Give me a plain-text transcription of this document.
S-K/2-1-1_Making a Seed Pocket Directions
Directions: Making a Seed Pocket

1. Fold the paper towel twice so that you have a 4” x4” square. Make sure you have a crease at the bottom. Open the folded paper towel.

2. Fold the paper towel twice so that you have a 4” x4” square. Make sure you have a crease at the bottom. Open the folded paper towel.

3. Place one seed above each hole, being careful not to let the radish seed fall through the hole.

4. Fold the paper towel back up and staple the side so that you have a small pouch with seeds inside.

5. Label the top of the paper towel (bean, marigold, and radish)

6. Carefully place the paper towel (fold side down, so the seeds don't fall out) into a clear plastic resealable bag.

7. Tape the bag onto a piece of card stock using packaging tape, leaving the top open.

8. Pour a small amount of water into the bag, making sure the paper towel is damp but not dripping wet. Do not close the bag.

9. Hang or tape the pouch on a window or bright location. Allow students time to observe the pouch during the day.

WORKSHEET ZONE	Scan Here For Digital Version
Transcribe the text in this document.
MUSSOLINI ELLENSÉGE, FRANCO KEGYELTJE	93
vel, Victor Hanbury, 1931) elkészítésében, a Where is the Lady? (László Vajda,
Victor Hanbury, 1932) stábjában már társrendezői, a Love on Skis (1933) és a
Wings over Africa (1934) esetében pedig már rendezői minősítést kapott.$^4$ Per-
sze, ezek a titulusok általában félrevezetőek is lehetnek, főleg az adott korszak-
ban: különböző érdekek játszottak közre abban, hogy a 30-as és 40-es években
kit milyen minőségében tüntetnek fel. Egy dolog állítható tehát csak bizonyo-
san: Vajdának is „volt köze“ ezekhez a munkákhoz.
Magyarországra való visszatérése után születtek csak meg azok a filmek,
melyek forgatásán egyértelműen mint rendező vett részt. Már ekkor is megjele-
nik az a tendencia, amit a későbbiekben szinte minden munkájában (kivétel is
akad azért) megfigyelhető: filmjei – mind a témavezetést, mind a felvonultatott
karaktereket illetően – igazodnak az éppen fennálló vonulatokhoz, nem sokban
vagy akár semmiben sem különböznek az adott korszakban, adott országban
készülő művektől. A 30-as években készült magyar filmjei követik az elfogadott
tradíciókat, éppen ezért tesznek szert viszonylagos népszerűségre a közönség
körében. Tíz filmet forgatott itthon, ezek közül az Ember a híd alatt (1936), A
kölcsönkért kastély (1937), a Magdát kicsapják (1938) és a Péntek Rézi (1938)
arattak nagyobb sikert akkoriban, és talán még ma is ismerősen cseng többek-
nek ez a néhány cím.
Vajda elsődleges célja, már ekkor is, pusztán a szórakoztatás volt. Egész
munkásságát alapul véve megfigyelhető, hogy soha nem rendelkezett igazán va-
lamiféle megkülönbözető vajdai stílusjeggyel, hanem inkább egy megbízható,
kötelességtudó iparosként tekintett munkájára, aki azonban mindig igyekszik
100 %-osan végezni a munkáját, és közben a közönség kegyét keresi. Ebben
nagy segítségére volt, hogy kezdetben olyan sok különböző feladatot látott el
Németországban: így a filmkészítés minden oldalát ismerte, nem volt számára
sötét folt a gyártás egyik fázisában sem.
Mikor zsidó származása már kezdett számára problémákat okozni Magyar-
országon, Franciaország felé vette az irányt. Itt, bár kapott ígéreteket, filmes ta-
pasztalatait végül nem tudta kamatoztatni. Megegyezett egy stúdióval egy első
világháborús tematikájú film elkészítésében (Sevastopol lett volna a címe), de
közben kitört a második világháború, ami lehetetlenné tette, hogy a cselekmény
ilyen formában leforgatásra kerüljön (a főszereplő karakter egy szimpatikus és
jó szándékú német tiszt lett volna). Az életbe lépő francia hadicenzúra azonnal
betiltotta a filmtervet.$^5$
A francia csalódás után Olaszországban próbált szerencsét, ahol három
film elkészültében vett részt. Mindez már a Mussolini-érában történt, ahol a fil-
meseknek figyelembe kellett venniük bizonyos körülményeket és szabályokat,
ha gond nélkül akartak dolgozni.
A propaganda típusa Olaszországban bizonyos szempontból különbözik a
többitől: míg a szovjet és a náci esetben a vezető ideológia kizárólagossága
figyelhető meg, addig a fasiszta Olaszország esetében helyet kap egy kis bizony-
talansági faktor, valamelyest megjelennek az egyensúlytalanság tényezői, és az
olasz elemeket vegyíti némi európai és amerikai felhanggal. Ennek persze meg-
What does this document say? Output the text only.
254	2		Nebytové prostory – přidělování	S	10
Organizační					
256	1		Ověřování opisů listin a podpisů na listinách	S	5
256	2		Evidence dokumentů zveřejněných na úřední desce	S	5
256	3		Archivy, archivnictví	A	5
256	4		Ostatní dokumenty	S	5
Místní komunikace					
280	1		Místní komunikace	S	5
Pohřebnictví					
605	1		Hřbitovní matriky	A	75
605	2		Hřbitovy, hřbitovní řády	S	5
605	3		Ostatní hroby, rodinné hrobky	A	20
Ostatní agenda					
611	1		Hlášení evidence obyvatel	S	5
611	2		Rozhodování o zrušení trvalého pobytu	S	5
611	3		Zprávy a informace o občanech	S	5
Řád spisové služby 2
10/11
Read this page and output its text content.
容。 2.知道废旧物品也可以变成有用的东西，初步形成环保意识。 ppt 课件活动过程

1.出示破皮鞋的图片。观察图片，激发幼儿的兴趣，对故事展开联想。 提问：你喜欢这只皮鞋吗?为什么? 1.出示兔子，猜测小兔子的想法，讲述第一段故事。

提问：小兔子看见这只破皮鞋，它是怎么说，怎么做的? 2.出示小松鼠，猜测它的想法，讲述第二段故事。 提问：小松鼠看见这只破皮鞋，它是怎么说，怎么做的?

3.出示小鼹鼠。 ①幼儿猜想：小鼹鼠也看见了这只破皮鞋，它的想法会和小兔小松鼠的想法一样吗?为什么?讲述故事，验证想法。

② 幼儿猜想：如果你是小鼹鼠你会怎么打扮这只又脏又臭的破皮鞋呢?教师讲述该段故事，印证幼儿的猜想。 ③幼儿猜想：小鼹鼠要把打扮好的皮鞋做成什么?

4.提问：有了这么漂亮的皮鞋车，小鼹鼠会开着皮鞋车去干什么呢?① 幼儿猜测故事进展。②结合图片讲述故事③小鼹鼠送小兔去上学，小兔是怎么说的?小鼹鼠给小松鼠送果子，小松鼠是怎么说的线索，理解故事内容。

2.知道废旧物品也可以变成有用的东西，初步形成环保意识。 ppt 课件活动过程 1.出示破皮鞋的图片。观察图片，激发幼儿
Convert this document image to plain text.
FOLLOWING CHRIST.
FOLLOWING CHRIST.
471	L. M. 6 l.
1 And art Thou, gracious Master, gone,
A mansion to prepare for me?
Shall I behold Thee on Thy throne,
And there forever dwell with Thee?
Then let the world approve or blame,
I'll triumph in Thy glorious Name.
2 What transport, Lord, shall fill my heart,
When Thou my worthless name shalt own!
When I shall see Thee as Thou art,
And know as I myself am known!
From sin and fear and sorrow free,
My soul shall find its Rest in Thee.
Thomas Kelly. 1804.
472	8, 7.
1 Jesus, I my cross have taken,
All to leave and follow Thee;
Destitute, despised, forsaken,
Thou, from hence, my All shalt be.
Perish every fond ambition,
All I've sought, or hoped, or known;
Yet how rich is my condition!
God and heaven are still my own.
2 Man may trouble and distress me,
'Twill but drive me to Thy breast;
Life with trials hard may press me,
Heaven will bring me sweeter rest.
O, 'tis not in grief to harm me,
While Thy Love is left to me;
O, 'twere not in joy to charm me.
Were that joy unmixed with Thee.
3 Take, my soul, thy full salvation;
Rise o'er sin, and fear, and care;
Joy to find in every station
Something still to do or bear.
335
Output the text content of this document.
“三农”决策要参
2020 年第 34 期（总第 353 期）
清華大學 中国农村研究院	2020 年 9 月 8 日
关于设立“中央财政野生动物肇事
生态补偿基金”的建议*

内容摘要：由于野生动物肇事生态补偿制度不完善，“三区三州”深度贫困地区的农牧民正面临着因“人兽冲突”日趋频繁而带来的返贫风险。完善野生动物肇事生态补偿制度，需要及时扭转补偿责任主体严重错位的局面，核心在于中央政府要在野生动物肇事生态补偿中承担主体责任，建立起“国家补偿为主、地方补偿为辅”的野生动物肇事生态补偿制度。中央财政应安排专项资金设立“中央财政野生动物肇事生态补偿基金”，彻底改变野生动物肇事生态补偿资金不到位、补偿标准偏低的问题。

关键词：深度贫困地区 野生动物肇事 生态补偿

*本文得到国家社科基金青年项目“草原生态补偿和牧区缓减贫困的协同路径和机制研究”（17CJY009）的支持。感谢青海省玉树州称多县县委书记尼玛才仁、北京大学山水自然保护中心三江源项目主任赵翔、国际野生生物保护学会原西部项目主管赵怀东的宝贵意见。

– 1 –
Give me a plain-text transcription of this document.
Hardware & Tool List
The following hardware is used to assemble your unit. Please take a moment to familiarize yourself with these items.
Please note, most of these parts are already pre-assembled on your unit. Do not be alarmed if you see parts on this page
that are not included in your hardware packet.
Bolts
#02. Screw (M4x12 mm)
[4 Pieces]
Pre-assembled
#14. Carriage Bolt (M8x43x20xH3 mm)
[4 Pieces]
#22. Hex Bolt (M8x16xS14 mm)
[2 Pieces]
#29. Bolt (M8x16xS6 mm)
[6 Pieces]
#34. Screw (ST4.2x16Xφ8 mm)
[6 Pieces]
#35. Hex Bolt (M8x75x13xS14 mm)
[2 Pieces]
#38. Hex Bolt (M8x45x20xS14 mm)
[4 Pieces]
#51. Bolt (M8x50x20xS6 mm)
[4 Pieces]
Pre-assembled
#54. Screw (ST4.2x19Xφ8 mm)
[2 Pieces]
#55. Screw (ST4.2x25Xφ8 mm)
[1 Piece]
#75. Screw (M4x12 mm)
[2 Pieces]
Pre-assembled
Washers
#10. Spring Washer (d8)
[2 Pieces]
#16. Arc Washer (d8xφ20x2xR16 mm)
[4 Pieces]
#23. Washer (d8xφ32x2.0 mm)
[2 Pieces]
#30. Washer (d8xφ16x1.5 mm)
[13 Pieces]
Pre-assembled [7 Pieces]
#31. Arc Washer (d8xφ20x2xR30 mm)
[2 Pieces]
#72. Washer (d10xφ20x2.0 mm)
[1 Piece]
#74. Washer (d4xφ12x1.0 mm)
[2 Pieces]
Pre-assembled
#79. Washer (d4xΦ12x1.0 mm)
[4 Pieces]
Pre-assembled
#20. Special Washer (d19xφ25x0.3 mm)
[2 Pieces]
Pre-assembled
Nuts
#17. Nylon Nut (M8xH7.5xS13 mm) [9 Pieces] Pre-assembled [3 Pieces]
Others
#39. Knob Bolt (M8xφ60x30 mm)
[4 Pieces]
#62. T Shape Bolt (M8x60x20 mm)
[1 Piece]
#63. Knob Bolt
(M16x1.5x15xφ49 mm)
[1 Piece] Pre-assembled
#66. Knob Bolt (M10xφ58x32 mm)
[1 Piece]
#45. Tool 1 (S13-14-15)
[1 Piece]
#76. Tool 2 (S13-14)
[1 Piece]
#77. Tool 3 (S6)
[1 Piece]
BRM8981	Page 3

■ ■ ■ ■ ■ ■ ■

• [Directive] Read the entries and select each line where the word "közönség" is found.

• [Reply to the task]
tradíciókat, éppen ezért tesznek szert viszonylagos népszerűségre a közönség
100 %-osan végezni a munkáját, és közben a közönség kegyét keresi. Ebben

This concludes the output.